— Begin —

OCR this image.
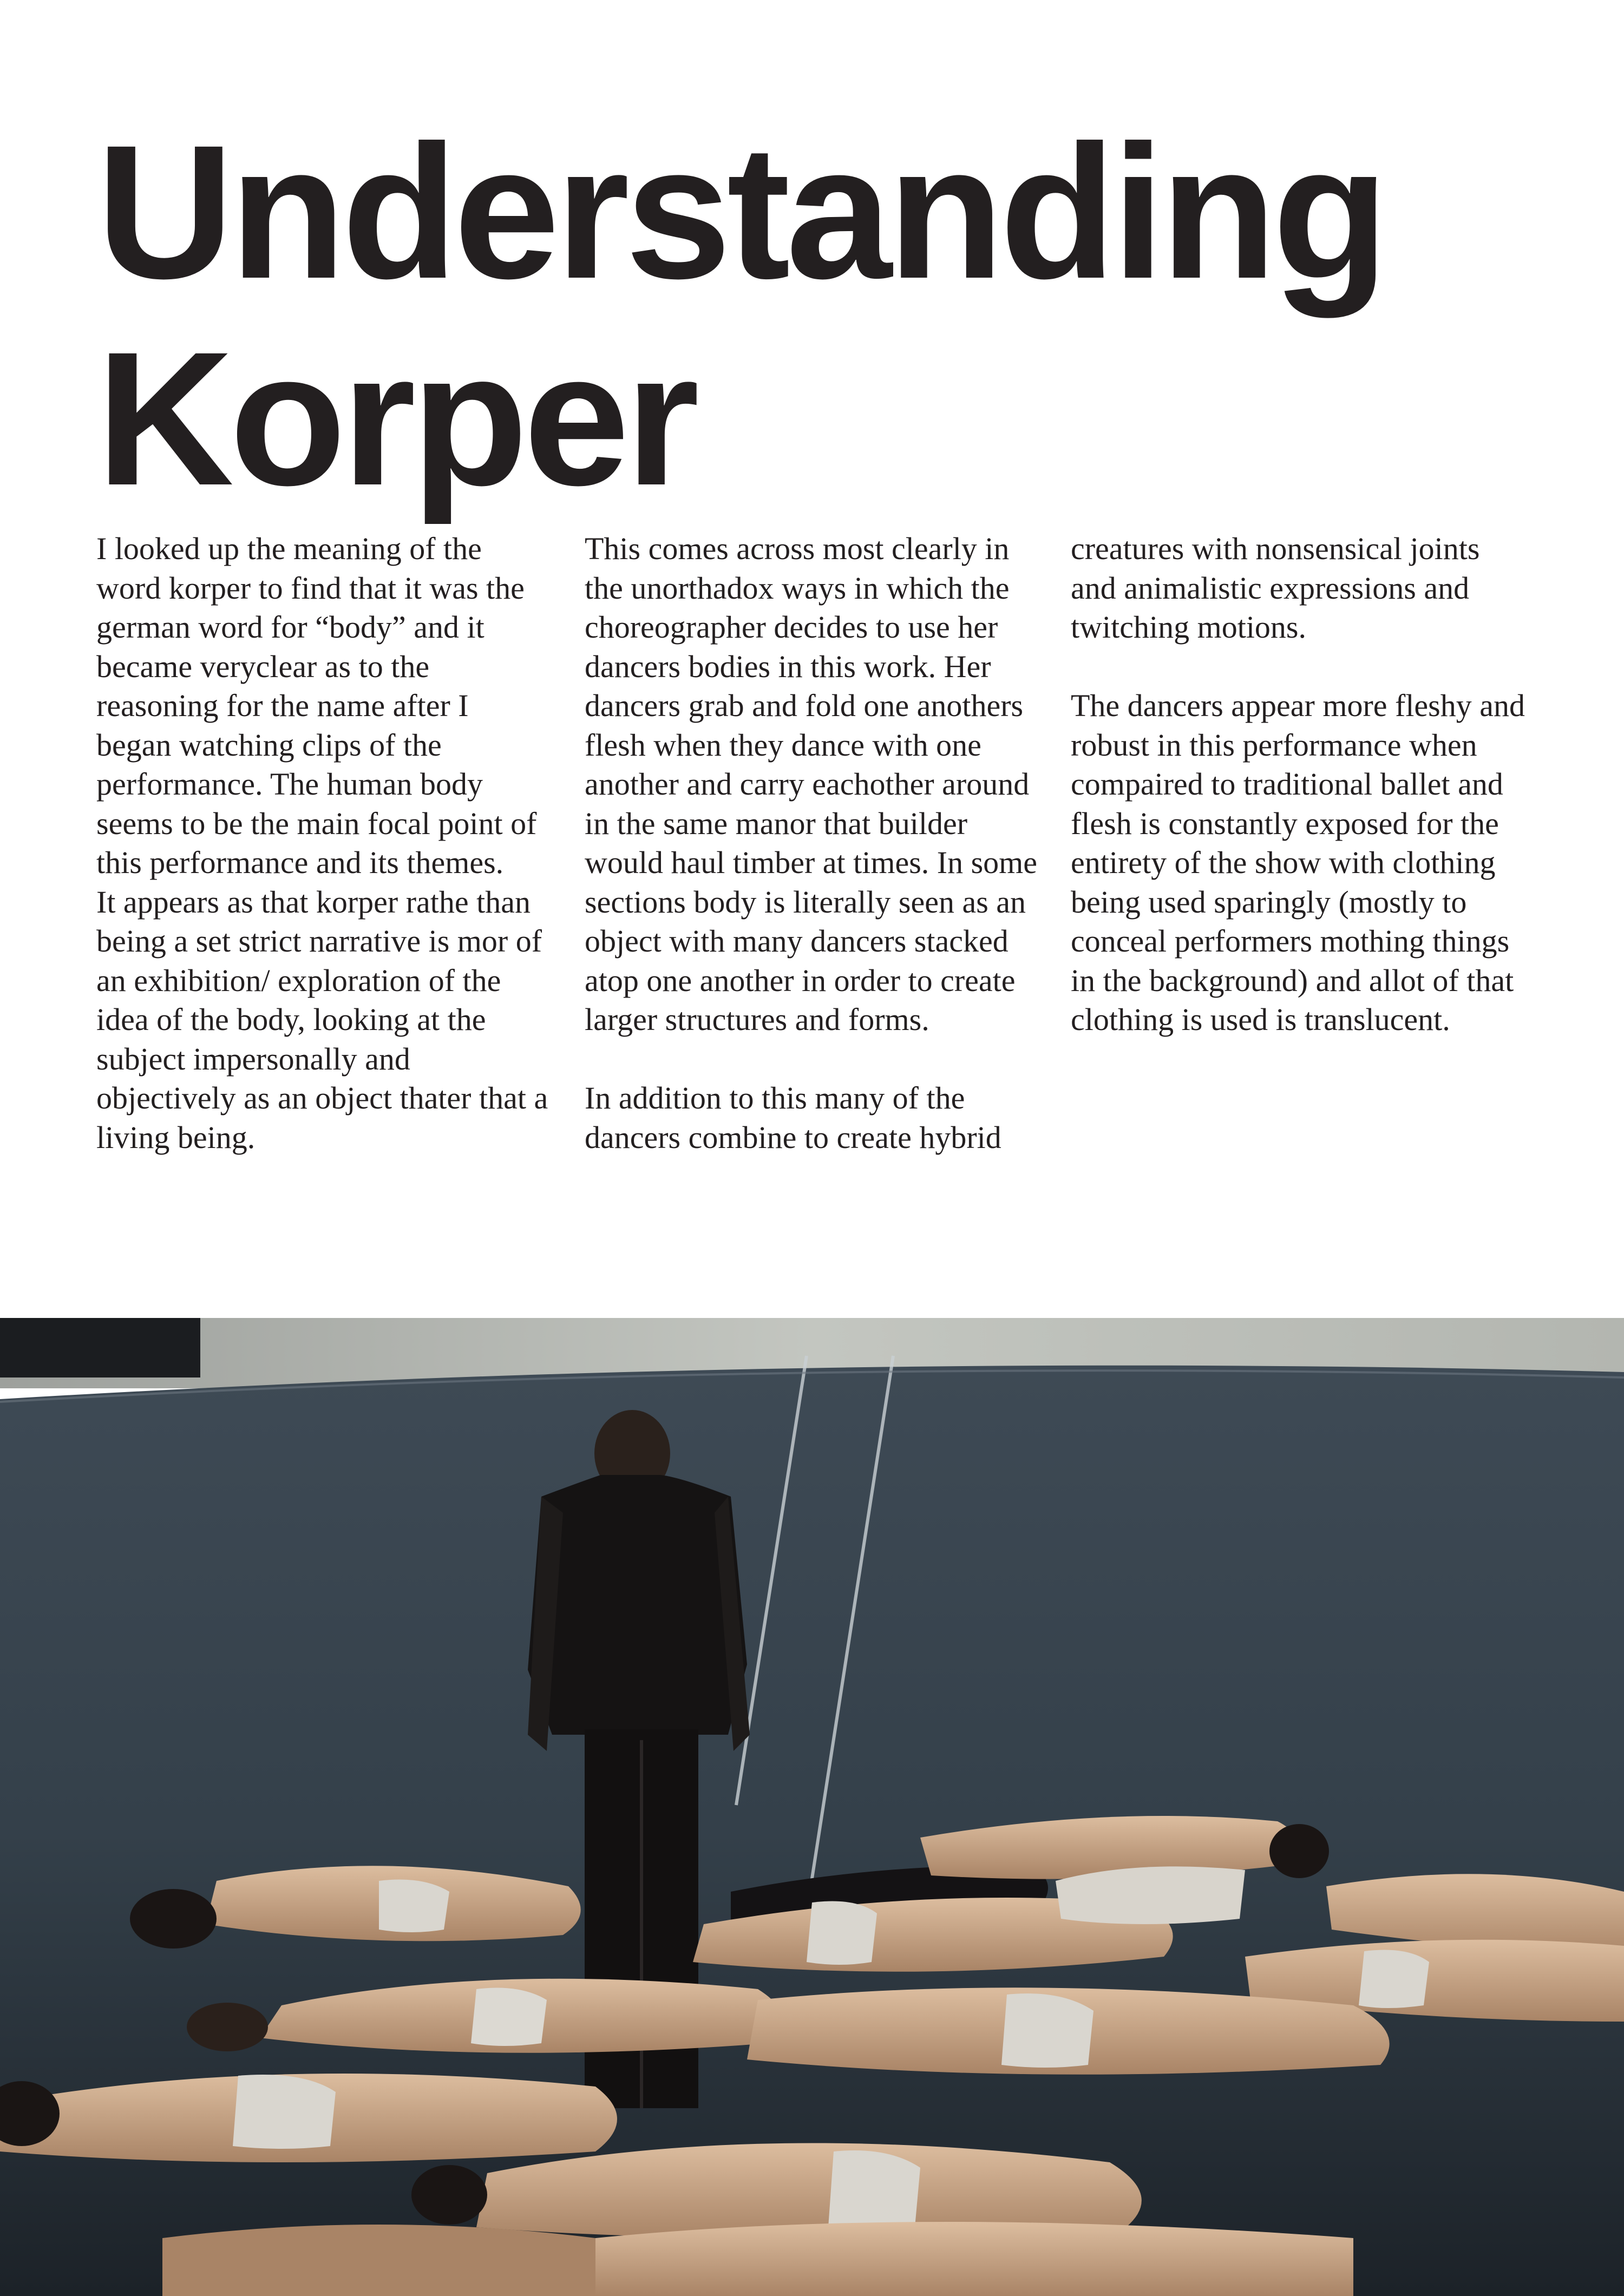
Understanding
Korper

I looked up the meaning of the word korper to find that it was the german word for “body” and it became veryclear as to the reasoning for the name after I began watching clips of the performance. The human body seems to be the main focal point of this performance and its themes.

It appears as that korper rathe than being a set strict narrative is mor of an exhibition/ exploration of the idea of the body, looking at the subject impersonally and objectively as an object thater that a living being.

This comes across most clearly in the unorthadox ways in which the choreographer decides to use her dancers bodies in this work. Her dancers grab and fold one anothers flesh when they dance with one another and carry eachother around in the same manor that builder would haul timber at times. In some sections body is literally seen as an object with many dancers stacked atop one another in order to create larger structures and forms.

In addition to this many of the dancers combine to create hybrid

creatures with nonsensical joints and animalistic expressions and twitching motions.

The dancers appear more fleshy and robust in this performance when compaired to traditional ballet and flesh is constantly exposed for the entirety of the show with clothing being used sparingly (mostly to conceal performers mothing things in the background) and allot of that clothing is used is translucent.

— End —

_Exercise instructions_: Make an exact copy of the records shown above, without the pictures.

_Finished exercise_:
OCR this image.
Understanding
Korper

I looked up the meaning of the word korper to find that it was the german word for “body” and it became veryclear as to the reasoning for the name after I began watching clips of the performance. The human body seems to be the main focal point of this performance and its themes.

It appears as that korper rathe than being a set strict narrative is mor of an exhibition/ exploration of the idea of the body, looking at the subject impersonally and objectively as an object thater that a living being.

This comes across most clearly in the unorthadox ways in which the choreographer decides to use her dancers bodies in this work. Her dancers grab and fold one anothers flesh when they dance with one another and carry eachother around in the same manor that builder would haul timber at times. In some sections body is literally seen as an object with many dancers stacked atop one another in order to create larger structures and forms.

In addition to this many of the dancers combine to create hybrid

creatures with nonsensical joints and animalistic expressions and twitching motions.

The dancers appear more fleshy and robust in this performance when compaired to traditional ballet and flesh is constantly exposed for the entirety of the show with clothing being used sparingly (mostly to conceal performers mothing things in the background) and allot of that clothing is used is translucent.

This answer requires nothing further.